(Entries taken from a collection)
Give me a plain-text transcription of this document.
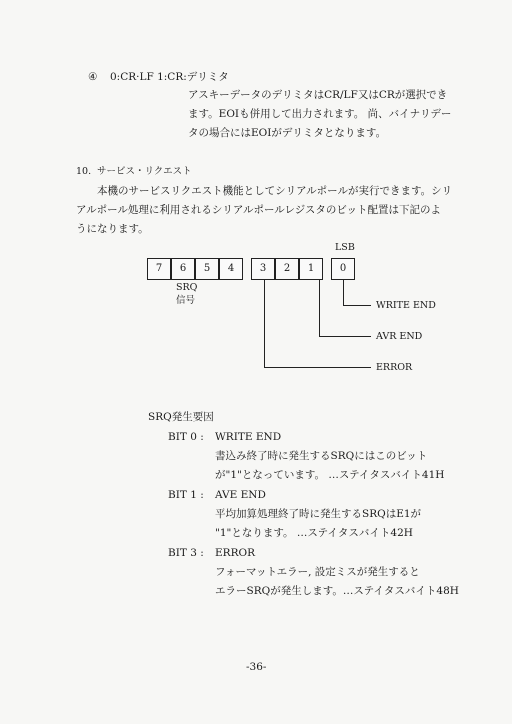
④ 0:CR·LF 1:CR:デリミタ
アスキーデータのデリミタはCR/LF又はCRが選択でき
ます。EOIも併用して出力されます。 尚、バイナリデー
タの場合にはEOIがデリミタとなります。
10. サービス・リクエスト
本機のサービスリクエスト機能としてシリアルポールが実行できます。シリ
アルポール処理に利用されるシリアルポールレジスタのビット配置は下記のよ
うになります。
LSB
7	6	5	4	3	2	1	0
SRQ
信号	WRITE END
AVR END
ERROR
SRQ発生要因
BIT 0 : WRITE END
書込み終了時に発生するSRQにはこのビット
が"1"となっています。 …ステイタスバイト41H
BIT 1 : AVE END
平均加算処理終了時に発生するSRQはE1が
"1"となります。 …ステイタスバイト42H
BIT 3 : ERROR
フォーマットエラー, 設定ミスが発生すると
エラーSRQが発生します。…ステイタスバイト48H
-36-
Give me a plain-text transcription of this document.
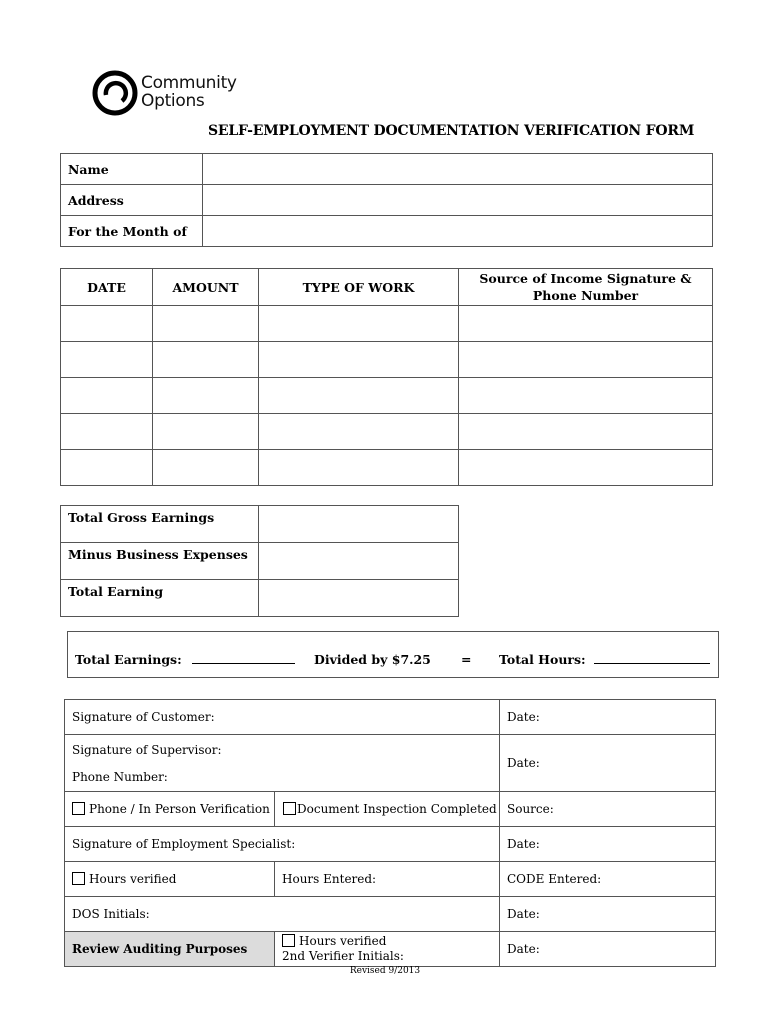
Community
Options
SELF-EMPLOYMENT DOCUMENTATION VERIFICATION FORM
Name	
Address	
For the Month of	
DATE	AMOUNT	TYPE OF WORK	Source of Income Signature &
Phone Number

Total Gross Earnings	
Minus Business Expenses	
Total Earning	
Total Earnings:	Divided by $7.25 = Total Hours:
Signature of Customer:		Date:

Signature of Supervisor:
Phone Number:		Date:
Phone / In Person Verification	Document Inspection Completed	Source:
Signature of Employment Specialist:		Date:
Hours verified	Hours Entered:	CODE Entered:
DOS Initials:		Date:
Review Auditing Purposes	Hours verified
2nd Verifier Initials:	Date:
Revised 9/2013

### [SET EXERCISE]
From the entries above, select each line containing the string "verified".

### [OUTPUT OF THE TASK]
Hours verified	Hours Entered:	CODE Entered:
Review Auditing Purposes	Hours verified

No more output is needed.